# To do
Are you able to quote each entry exactly as written?

╭──

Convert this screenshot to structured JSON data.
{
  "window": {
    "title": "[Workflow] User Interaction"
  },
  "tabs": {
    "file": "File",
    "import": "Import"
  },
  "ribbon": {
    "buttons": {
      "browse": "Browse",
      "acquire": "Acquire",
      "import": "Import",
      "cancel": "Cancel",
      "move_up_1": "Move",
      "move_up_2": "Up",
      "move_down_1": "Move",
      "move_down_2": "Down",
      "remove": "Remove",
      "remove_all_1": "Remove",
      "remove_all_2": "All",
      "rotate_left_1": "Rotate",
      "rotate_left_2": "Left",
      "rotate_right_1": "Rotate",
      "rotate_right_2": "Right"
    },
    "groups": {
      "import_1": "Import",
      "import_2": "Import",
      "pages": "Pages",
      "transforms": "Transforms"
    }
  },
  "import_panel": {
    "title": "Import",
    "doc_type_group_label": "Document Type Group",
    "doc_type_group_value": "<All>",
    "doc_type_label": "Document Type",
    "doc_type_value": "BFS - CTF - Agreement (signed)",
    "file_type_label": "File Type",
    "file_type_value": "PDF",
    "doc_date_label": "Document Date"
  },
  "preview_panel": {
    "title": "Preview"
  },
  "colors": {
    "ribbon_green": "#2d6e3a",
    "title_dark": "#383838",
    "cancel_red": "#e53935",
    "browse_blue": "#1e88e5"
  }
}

╰──

# Exercise result
Convert this screenshot to structured JSON data.
{
  "window": {
    "title": "[Workflow] User Interaction"
  },
  "tabs": {
    "file": "File",
    "import": "Import"
  },
  "ribbon": {
    "buttons": {
      "browse": "Browse",
      "acquire": "Acquire",
      "import": "Import",
      "cancel": "Cancel",
      "move_up_1": "Move",
      "move_up_2": "Up",
      "move_down_1": "Move",
      "move_down_2": "Down",
      "remove": "Remove",
      "remove_all_1": "Remove",
      "remove_all_2": "All",
      "rotate_left_1": "Rotate",
      "rotate_left_2": "Left",
      "rotate_right_1": "Rotate",
      "rotate_right_2": "Right"
    },
    "groups": {
      "import_1": "Import",
      "import_2": "Import",
      "pages": "Pages",
      "transforms": "Transforms"
    }
  },
  "import_panel": {
    "title": "Import",
    "doc_type_group_label": "Document Type Group",
    "doc_type_group_value": "<All>",
    "doc_type_label": "Document Type",
    "doc_type_value": "BFS - CTF - Agreement (signed)",
    "file_type_label": "File Type",
    "file_type_value": "PDF",
    "doc_date_label": "Document Date"
  },
  "preview_panel": {
    "title": "Preview"
  },
  "colors": {
    "ribbon_green": "#2d6e3a",
    "title_dark": "#383838",
    "cancel_red": "#e53935",
    "browse_blue": "#1e88e5"
  }
}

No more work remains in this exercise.